■ **Elenco delle attività**
1 – Riporta fedelmente il passo dell'intervista che inizia con "R: Questa storia" e termina con "di Luca Carboni.".
2 – Continua l'intervista sulla nascita del romanzo a partire dalla fine dell'ultima riga riportata.

■ **Testo della pagina**
■ ■ ■ ■

D: QUAL È STATA L’ILLUMINAZIONE CHE TI HA PORTATO A SCRIVERE UNA STORIA STRAORDINARIA?

R: Questa storia è nata tanti anni fa, una domenica mattina, mentre ero a passeggio con le mie figlie sull’Aventino, più precisamente all’interno del Giardino degli aranci. Seduto su una panchina osservavo le mie figlie farsi dei selfie tenendo alle loro spalle il bellissimo panorama che si gode da quel posto affacciato sull’intera e meravigliosa città di Roma. Ad un tratto mi sono chiesto cosa avrei fatto se mi fosse stata tolta improvvisamente la possibilità di guardare le persone che amavo, la mia città, i film di cui sono un grande appassionato. Quando ho riaperto gli occhi ho iniziato a scrivere nella mia mente una storia straordinaria, dove i due protagonisti hanno i nomi di una delle canzoni d’amore a cui sono affezionato…La Silvia lo sai di Luca Carboni.

D: QUALI SONO STATE LE TUE EMOZIONI O SENSAZIONI DURANTE LA SUA STESURA?

R: Scrivendo questa storia ho pianto, ho riso, mi sono emozionato, mi sono innamorato, come se io fossi il protagonista e i protagonisti fossero gli autori della mia storia.

D: SE TU DOVESSI SCEGLIERE UNO O PIÙ COLORI PER DESCRIVERE QUESTO ROMANZO, QUALI COLORI SAREBBERO E PERCHÉ?

■ ■ ■ ■

Annotazioni spaziali:
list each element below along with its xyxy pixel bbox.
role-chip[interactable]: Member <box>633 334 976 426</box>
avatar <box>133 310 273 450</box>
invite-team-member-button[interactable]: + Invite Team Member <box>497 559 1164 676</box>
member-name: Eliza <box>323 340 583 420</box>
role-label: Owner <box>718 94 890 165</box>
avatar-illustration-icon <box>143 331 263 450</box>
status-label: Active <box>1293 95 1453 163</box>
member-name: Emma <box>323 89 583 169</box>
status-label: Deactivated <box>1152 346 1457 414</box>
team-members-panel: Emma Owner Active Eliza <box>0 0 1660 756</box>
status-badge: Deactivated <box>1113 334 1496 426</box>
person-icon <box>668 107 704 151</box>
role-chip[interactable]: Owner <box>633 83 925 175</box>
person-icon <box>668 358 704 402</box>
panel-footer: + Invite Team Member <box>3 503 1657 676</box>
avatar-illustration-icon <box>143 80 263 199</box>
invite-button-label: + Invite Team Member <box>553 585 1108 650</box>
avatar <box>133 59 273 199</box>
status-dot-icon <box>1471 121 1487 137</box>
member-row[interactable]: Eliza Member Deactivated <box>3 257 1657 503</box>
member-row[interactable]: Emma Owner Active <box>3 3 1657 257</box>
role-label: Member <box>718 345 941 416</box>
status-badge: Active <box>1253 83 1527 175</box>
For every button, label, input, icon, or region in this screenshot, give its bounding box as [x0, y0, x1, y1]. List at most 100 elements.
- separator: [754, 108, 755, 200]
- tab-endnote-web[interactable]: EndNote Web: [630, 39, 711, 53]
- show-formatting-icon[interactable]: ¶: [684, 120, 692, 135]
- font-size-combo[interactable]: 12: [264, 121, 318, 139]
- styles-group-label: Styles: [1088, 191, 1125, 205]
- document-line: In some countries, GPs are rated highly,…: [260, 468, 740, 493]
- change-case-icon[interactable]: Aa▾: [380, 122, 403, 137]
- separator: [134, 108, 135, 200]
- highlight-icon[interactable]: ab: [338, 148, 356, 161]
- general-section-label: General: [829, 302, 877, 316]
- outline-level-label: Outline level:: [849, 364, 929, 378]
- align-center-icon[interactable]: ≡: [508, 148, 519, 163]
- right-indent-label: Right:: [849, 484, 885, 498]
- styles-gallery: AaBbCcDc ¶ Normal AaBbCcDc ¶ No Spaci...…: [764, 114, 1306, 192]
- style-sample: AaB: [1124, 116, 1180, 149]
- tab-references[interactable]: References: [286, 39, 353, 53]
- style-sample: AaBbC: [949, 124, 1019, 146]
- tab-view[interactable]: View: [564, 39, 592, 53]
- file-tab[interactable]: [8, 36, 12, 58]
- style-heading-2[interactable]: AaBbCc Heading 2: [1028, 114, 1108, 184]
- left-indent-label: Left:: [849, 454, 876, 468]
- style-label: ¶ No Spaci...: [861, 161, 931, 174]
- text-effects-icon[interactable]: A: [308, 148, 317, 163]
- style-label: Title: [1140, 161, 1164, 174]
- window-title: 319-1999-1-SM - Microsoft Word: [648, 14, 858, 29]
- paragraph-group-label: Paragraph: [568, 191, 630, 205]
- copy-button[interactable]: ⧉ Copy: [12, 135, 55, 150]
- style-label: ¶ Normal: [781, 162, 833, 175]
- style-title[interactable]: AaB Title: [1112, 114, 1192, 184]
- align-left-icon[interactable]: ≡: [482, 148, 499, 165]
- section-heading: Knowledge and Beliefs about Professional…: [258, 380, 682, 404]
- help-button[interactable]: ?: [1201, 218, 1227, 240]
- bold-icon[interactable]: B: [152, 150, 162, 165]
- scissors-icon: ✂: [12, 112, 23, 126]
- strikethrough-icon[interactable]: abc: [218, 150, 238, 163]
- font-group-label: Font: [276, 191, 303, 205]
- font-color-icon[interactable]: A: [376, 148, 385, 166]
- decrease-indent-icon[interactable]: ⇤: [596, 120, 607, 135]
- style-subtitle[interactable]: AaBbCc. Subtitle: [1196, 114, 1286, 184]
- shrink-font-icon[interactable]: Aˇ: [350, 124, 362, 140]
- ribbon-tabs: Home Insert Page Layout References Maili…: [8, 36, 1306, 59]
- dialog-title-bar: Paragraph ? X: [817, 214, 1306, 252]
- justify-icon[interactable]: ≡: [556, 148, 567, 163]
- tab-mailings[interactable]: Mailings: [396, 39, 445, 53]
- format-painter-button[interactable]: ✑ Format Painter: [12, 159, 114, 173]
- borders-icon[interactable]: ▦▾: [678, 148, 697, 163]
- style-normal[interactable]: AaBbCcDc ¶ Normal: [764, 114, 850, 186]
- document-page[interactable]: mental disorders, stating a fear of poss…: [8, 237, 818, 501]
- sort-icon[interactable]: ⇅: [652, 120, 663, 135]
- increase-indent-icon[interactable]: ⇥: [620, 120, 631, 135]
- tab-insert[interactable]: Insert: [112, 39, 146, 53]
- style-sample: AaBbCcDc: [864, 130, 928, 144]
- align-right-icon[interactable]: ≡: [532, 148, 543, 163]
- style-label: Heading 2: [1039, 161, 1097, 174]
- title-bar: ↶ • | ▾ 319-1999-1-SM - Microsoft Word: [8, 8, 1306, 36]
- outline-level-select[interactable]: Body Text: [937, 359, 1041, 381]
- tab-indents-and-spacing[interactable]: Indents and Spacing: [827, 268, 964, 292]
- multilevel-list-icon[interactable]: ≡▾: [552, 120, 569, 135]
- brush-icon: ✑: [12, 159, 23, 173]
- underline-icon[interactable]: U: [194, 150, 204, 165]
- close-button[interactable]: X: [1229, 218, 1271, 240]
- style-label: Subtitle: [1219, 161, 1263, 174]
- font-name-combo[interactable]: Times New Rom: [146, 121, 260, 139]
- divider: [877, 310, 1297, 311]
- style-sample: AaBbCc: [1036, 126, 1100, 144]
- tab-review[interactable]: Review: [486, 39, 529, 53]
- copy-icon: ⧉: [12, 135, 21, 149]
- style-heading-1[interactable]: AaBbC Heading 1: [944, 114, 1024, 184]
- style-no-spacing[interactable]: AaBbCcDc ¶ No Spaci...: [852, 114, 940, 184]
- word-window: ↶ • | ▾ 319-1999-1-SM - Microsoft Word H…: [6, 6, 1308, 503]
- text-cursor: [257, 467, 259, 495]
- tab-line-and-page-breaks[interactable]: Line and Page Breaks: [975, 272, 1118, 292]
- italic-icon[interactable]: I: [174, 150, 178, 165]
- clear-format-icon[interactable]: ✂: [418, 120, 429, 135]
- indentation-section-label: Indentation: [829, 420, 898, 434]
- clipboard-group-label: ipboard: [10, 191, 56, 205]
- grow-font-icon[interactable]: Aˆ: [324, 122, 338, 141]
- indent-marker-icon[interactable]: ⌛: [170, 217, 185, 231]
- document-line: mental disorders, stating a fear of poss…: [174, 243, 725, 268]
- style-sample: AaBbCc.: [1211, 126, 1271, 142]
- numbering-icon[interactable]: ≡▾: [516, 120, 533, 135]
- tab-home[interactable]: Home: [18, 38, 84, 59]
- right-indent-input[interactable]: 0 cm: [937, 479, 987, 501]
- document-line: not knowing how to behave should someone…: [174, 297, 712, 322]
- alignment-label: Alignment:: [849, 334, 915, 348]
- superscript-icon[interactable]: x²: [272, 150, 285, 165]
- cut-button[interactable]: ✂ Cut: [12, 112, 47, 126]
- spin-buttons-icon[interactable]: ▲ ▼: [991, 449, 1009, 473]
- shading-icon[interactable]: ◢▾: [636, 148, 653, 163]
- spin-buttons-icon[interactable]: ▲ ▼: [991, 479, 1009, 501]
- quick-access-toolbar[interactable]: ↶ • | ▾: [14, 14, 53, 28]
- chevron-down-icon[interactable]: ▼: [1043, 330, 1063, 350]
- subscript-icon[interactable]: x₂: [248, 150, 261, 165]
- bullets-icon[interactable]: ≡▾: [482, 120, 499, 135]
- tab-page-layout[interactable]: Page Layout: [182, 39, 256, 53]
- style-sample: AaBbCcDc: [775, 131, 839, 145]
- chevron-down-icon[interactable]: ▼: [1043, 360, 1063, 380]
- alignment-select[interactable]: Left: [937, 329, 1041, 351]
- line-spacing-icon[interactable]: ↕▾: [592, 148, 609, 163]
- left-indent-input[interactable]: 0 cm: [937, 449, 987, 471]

■ ■ ■ ■

■ **Risultati delle attività**
1 –
R: Questa storia è nata tanti anni fa, una domenica mattina, mentre ero a passeggio con le mie figlie sull’Aventino, più precisamente all’interno del Giardino degli aranci. Seduto su una panchina osservavo le mie figlie farsi dei selfie tenendo alle loro spalle il bellissimo panorama che si gode da quel posto affacciato sull’intera e meravigliosa città di Roma. Ad un tratto mi sono chiesto cosa avrei fatto se mi fosse stata tolta improvvisamente la possibilità di guardare le persone che amavo, la mia città, i film di cui sono un grande appassionato. Quando ho riaperto gli occhi ho iniziato a scrivere nella mia mente una storia straordinaria, dove i due protagonisti hanno i nomi di una delle canzoni d’amore a cui sono affezionato…La Silvia lo sai di Luca Carboni.

2 –
R: Sarebbe facile dire rosa, o il rosso della passione, o il nero del buio con cui Luca è costretto a convivere, o il nero della notte in cui Silvia viene aggredita. In realtà questo romanzo è un arcobaleno a cui aggrapparsi per far tornare colorato tutto ciò che era diventato grigio.

D: QUESTO TUO ROMANZO RACCOGLIE MOLTE CITAZIONI CELEBRI TRATTE DAI PIÙ GRANDI ATTORI CHE HANNO SEGNATO LA STORIA DEL CINEMA. QUAL È LA TUA CITAZIONE PREFERITA IN ASSOLUTO?

R: Quella di Joaquin Phoenix…”Il cinema è come l’amore: ti accade e basta.

D: COME MAI HAI DECISO DI TRATTARE UN TEMA TANTO DELICATO COME LA DISABILITÀ?

R: Perdere improvvisamente la vista credo sia davvero una cosa tremenda, forse perché ho sempre considerato la vista il senso più importante. Non poter più guardare le persone che ami, la tua città, i film… Ma so che comunque bisognerebbe farsi coraggio e tirare fuori tutta la forza che si ha dentro per reagire cercando di vivere malgrado tutto al massimo delle proprie possibilità… Ho scritto questa storia pensando a cosa cercherei di fare io se mi capitasse la stessa cosa di Luca, ma so che tra il dire e il fare ci scorre in mezzo un oceano di stati d’animo diversi…

D: QUANDO NASCE LA TUA PASSIONE PER LA SCRITTURA?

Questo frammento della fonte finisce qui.